• Dataset content
--------
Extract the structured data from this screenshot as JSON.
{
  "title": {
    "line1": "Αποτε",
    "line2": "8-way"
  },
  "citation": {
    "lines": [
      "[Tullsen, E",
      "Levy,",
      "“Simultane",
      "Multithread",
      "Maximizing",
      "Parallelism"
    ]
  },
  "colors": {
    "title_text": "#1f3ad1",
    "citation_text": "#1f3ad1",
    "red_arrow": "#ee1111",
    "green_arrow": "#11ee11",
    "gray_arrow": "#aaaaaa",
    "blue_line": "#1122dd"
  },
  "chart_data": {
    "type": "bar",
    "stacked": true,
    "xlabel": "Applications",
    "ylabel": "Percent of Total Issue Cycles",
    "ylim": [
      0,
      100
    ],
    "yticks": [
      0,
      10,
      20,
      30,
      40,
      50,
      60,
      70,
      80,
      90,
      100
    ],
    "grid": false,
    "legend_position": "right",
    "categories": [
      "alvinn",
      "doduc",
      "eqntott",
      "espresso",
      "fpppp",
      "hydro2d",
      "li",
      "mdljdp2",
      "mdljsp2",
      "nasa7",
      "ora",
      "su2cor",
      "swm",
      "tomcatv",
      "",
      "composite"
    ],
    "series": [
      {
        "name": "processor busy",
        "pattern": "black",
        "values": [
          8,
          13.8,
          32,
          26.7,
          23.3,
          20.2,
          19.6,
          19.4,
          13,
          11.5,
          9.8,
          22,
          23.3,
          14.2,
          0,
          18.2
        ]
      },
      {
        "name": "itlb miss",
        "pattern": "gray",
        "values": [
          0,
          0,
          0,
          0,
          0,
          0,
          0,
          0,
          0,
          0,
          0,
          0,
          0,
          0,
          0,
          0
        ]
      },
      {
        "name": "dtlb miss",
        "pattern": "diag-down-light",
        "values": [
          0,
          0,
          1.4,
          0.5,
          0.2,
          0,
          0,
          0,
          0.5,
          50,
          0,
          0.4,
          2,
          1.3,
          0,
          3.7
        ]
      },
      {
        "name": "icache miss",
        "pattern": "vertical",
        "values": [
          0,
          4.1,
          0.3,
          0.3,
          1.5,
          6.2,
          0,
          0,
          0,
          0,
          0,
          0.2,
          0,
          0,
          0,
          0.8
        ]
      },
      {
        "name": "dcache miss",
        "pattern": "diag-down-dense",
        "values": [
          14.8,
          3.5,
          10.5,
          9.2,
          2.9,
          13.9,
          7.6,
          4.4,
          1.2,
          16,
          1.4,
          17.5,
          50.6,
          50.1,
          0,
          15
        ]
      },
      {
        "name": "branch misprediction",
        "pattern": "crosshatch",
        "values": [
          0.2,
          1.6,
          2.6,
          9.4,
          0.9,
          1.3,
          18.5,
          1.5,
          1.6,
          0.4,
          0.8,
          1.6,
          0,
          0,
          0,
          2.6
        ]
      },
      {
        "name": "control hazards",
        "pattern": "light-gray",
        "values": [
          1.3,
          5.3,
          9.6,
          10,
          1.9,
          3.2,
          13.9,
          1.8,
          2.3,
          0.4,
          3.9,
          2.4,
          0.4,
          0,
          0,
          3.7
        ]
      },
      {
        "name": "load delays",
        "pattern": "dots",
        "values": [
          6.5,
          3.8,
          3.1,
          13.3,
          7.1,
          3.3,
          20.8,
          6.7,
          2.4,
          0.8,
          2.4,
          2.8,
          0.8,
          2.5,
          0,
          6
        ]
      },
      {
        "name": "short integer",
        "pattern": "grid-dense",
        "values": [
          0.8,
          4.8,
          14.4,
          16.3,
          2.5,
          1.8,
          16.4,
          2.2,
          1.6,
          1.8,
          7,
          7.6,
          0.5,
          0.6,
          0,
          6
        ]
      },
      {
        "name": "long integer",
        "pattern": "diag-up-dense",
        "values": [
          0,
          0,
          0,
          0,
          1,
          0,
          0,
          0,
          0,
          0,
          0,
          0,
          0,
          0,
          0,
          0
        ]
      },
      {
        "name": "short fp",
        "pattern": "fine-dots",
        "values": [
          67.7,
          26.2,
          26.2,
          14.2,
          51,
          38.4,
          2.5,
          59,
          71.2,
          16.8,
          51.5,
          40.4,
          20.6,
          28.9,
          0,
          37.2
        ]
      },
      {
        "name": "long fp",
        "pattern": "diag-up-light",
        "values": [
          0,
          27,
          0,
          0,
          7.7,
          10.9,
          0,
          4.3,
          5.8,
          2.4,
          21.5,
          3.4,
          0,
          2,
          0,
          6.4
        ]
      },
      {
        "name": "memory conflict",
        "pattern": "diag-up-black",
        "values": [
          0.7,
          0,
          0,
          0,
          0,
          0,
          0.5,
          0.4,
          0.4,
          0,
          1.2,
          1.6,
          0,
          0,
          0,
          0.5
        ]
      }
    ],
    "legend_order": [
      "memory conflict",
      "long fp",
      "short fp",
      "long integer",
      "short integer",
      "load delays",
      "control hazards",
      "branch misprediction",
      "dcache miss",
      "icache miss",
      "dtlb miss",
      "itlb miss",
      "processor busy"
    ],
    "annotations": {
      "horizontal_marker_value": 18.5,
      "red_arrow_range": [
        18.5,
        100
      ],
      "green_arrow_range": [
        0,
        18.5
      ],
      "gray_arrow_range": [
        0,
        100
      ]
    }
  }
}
--------
Extract every line that has the string "processor" in it.

        "name": "processor busy",
      "processor busy"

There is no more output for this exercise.